BEGIN

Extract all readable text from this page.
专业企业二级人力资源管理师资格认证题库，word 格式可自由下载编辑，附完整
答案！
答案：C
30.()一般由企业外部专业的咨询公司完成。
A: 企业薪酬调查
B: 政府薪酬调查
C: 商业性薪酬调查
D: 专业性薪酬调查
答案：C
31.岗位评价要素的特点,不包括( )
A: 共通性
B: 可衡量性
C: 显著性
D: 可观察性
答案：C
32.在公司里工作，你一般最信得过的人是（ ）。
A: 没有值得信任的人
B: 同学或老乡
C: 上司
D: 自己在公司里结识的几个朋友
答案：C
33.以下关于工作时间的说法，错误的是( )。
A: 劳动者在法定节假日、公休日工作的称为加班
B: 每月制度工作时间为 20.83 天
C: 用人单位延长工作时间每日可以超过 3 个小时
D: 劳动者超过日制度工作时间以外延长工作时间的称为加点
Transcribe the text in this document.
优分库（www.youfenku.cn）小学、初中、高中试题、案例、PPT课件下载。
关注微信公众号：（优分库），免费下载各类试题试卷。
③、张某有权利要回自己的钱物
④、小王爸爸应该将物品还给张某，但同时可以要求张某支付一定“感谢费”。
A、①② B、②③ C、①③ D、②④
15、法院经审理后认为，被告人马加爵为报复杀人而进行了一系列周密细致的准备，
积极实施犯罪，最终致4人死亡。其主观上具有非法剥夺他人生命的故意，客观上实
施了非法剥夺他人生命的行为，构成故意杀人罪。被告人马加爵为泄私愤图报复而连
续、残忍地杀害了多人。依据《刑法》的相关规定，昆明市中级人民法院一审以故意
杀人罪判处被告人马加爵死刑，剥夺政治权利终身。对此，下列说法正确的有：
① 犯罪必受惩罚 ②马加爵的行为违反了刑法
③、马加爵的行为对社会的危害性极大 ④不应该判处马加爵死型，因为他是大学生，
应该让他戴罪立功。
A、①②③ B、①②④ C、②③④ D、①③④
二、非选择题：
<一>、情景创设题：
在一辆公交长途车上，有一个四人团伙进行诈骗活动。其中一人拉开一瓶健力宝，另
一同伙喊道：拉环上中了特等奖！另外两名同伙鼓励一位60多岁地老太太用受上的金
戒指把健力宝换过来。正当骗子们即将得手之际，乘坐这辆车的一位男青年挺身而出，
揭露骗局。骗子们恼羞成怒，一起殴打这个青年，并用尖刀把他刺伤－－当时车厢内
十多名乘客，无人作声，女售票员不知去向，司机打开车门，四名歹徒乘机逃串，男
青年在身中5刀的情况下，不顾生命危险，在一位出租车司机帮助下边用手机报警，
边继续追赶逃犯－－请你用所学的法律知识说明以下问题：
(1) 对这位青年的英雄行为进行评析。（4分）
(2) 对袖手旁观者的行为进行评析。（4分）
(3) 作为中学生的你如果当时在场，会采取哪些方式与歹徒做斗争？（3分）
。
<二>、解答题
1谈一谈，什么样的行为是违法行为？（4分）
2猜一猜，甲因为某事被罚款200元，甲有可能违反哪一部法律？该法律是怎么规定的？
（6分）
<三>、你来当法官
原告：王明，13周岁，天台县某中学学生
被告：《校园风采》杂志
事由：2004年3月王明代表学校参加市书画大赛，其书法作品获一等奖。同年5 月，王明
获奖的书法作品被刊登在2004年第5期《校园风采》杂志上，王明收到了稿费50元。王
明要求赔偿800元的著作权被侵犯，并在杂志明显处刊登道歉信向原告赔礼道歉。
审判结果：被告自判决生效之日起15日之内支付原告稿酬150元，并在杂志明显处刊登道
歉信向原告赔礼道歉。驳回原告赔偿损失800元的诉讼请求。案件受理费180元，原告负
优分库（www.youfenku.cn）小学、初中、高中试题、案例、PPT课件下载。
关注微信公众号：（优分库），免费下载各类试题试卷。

END

Exactly how many lines of the listing above contain the string "校园风采"? Give no more than the number.

## RESPONSE
2